Resume the forum discussion about asteroid mining below, picking up right after its final comment.

--- Begin Text section ---

Good to see hard-hitting, facts-based science reporting from the Beeb.
 
2014-01-13 04:15:40 PM  

meat0918: Ghastly: There are almost 2 million asteroids in the asteroid belt. If as the article says only 1% of them are suitable for mining then that's still a shirtload of wealth out there. Best way to mine it would be to send probes to determine the viability of the asteroid for a mining operation, then either send robots out to mine the ore then send the ore to a processing plant in earth orbit or more risky to simply send the asteroid into a near earth orbit and mine it from there.

I think it was just near earth ones, and the highlights of the actual research says the 10 are platinum group metals, and better propulsion will increase the number.

The belt is still a little out of reach.


Yep. Similar to how estimates of recoverable petroleum have increased over time, as technology and economic conditions have changed.

--- End Text section ---
--- Begin Supplied material ---

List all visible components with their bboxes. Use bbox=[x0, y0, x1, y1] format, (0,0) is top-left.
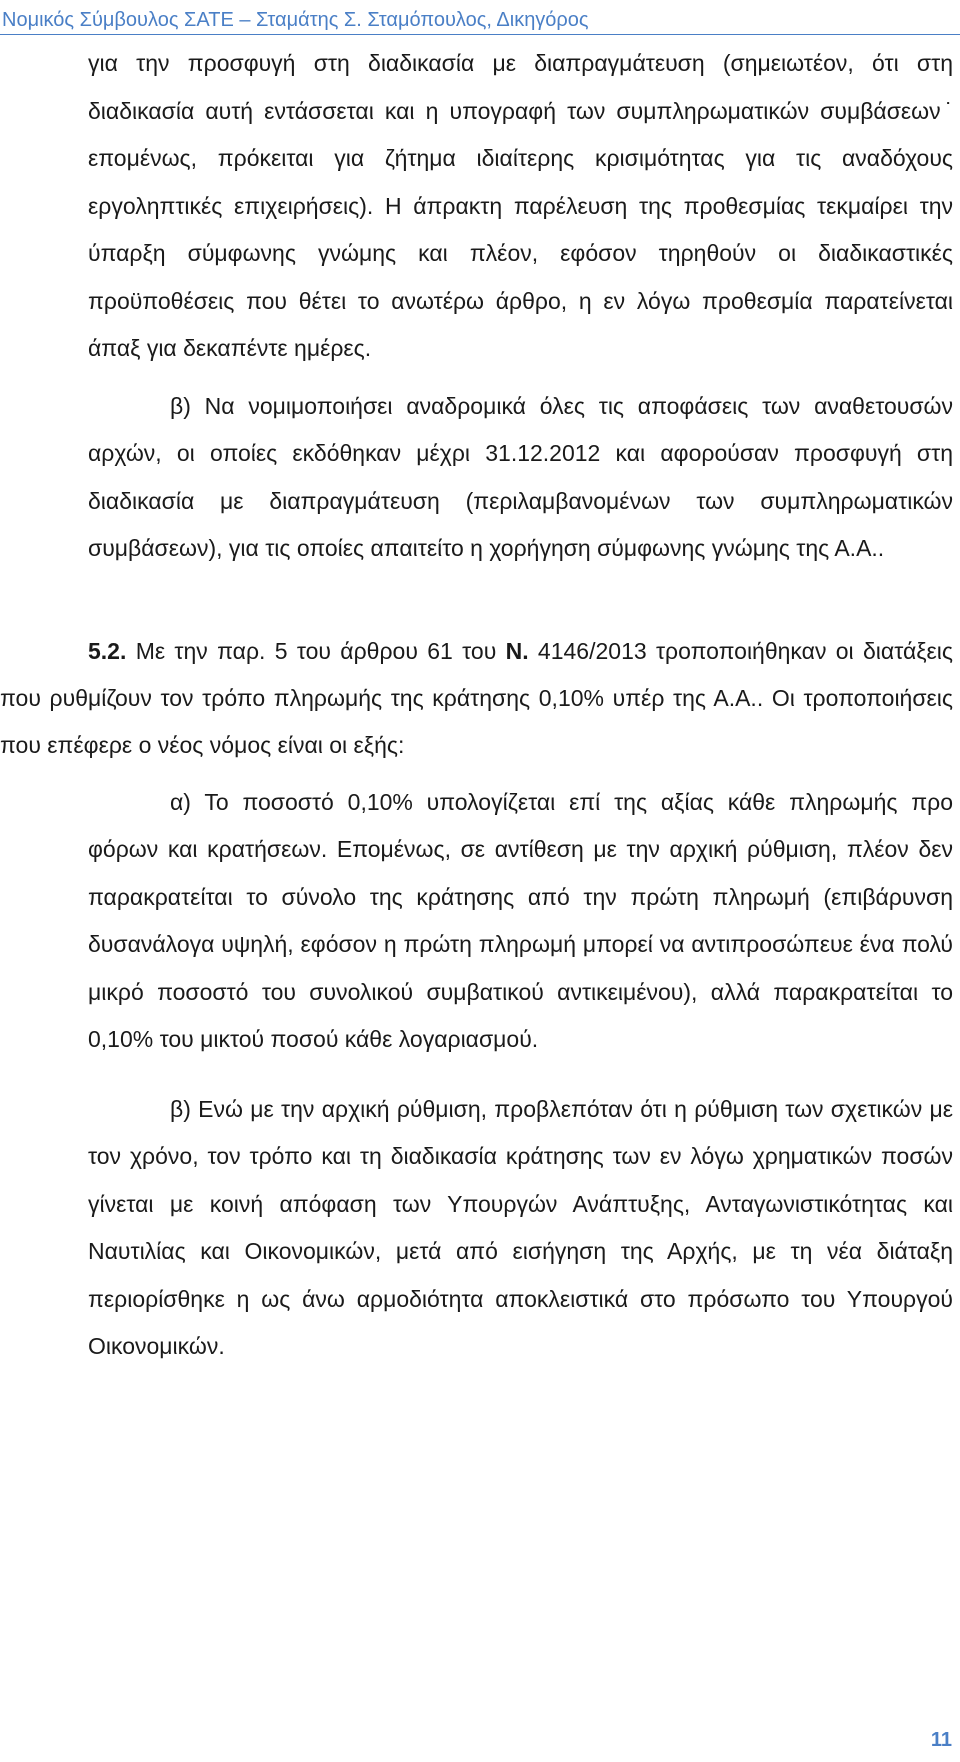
paragraph-item-b: β) Να νομιμοποιήσει αναδρομικά όλες τις αποφάσεις των αναθετουσών αρχών, οι οποίες εκδόθηκαν μέχρι 31.12.2012 και αφορούσαν προσφυγή στη διαδικασία με διαπραγμάτευση (περιλαμβανομένων των συμπληρωματικών συμβάσεων), για τις οποίες απαιτείτο η χορήγηση σύμφωνης γνώμης της Α.Α.. bbox=[88, 392, 953, 561]
section-text-rest: 4146/2013 τροποποιήθηκαν οι διατάξεις που ρυθμίζουν τον τρόπο πληρωμής της κράτησης 0,10% υπέρ της Α.Α.. Οι τροποποιήσεις που επέφερε ο νέος νόμος είναι οι εξής: bbox=[0, 637, 953, 758]
page-number: 11 bbox=[930, 1729, 952, 1751]
document-body bbox=[0, 40, 960, 1371]
paragraph-item-b-2: β) Ενώ με την αρχική ρύθμιση, προβλεπόταν ότι η ρύθμιση των σχετικών με τον χρόνο, τον τρόπο και τη διαδικασία κράτησης των εν λόγω χρηματικών ποσών γίνεται με κοινή απόφαση των Υπουργών Ανάπτυξης, Ανταγωνιστικότητας και Ναυτιλίας και Οικονομικών, μετά από εισήγηση της Αρχής, με τη νέα διάταξη περιορίσθηκε η ως άνω αρμοδιότητα αποκλειστικά στο πρόσωπο του Υπουργού Οικονομικών. bbox=[88, 1095, 953, 1359]
page-header bbox=[0, 8, 960, 32]
section-text-pre: Με την παρ. 5 του άρθρου 61 του bbox=[126, 637, 506, 664]
section-5-2-paragraph bbox=[0, 628, 953, 769]
header-title: Νομικός Σύμβουλος ΣΑΤΕ – Σταμάτης Σ. Σταμόπουλος, Δικηγόρος bbox=[2, 9, 589, 31]
header-divider bbox=[0, 34, 960, 35]
section-number: 5.2. bbox=[88, 637, 127, 664]
paragraph-continuation: για την προσφυγή στη διαδικασία με διαπραγμάτευση (σημειωτέον, ότι στη διαδικασία αυτή εντάσσεται και η υπογραφή των συμπληρωματικών συμβάσεων˙ επομένως, πρόκειται για ζήτημα ιδιαίτερης κρισιμότητας για τις αναδόχους εργοληπτικές επιχειρήσεις). Η άπρακτη παρέλευση της προθεσμίας τεκμαίρει την ύπαρξη σύμφωνης γνώμης και πλέον, εφόσον τηρηθούν οι διαδικαστικές προϋποθέσεις που θέτει το ανωτέρω άρθρο, η εν λόγω προθεσμία παρατείνεται άπαξ για δεκαπέντε ημέρες. bbox=[88, 50, 953, 361]
section-law-abbrev: Ν. bbox=[505, 637, 529, 664]
paragraph-item-a: α) Το ποσοστό 0,10% υπολογίζεται επί της αξίας κάθε πληρωμής προ φόρων και κρατήσεων. Επομένως, σε αντίθεση με την αρχική ρύθμιση, πλέον δεν παρακρατείται το σύνολο της κράτησης από την πρώτη πληρωμή (επιβάρυνση δυσανάλογα υψηλή, εφόσον η πρώτη πληρωμή μπορεί να αντιπροσώπευε ένα πολύ μικρό ποσοστό του συνολικού συμβατικού αντικειμένου), αλλά παρακρατείται το 0,10% του μικτού ποσού κάθε λογαριασμού. bbox=[88, 788, 953, 1052]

--- End Supplied material ---

**In response**
2014-01-13 04:18:16 PM  

Cagey B: Who's worried about that right now? You should be more concerned with the immediate fact that YOU MUST CONSTRUCT ADDITIONAL PYLONS.


Fark of Aldaris, need materials first to build that damned things
 
2014-01-13 04:18:42 PM  
As I understand it, they're not referring to the official 'Asteroid Belt', just near-Earth objects.

The Asteroid Belt is what we should be aiming for.
 
2014-01-13 04:19:57 PM  

Cagey B: Who's worried about that right now? You should be more concerned with the immediate fact that YOU MUST CONSTRUCT ADDITIONAL PYLONS.

ADDITIONAL SUPPLY DEPOTS REQUIRED
 
2014-01-13 04:23:30 PM  
Aren't a lot of asteroids just metal? You wouldn't need to do that much refining. Just separate the nickle from the iron or whatnot.

To me, mining an asteroid isn't the huge challenge. It's getting the material back to Earth (or the Moon or Mars or whatever) economically.
 
2014-01-13 04:24:38 PM  

djZorbof: Cagey B: Who's worried about that right now? You should be more concerned with the immediate fact that YOU MUST CONSTRUCT ADDITIONAL PYLONS.ADDITIONAL SUPPLY DEPOTS REQUIRED


ZUG ZUG
 
2014-01-13 04:25:00 PM  

Cagey B: Who's worried about that right now? You should be more concerned with the immediate fact that YOU MUST CONSTRUCT ADDITIONAL PYLONS.


Screw that, need to build a bunker and a some troops for that zergling rush that you know is coming.

THEN we can counter attack with a full battle cruiser rush.  Or a siege tank rush.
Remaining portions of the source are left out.